| RECORDS |
Start
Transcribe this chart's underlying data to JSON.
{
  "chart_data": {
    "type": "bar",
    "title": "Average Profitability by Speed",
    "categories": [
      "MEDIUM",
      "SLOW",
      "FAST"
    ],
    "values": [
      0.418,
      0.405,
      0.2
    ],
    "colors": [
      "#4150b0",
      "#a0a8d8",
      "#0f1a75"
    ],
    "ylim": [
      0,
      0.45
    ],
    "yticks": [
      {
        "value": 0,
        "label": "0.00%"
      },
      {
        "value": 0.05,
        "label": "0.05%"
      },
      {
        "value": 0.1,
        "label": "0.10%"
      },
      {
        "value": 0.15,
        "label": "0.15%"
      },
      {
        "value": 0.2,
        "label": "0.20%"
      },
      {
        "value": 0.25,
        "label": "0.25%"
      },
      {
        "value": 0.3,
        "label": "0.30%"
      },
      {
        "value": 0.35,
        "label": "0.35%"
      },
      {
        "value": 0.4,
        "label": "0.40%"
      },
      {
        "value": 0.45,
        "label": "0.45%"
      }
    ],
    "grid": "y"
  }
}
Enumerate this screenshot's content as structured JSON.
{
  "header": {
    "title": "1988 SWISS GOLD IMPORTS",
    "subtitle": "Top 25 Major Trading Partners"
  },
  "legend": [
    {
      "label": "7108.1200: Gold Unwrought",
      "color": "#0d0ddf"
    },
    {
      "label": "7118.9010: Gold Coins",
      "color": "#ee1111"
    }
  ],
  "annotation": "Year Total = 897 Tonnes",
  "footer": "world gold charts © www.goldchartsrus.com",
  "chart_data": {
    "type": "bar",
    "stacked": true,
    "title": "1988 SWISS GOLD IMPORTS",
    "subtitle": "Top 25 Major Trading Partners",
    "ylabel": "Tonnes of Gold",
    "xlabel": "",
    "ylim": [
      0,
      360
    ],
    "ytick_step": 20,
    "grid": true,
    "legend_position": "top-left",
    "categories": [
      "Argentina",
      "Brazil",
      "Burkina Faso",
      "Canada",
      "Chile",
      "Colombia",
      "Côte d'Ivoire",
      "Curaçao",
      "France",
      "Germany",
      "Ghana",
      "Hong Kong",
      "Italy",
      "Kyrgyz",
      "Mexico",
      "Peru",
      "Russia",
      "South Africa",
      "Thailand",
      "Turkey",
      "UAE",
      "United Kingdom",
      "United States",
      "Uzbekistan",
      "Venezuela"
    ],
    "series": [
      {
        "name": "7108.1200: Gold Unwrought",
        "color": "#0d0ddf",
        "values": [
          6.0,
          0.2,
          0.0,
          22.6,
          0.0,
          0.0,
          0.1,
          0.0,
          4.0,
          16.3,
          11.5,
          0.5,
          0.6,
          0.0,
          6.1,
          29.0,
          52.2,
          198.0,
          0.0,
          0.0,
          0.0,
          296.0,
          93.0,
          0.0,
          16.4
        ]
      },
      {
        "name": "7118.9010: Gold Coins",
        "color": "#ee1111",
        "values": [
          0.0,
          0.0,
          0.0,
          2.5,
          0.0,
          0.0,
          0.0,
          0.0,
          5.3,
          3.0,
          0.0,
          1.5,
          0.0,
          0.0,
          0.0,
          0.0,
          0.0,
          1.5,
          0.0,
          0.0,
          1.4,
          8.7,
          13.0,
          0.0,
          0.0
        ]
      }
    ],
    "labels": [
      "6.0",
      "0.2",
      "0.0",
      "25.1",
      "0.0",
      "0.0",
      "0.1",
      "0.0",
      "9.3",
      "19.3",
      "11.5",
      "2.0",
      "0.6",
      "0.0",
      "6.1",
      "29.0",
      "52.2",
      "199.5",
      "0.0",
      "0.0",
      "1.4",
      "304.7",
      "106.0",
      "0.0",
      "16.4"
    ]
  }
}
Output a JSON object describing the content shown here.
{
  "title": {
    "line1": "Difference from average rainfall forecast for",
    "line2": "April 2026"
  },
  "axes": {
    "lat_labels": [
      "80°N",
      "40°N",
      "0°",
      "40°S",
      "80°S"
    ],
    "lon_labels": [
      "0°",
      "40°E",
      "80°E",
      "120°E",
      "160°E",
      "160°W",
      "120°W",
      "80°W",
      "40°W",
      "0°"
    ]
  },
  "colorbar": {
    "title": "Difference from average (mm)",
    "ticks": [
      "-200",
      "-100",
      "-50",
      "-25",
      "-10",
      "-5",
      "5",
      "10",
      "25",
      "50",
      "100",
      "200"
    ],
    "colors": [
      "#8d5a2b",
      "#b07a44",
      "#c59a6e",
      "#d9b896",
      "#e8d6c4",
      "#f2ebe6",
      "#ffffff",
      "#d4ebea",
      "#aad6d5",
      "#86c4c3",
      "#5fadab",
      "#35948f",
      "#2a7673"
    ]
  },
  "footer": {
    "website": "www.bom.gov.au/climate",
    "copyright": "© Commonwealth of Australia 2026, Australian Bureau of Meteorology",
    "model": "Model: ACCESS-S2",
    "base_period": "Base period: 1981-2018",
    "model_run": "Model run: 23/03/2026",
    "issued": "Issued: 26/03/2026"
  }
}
End
| TASK STATEMENT |
Go through the material and select each line with the string "from" in it.

| EXERCISE OUTPUT |
    "line1": "Difference from average rainfall forecast for",
    "title": "Difference from average (mm)",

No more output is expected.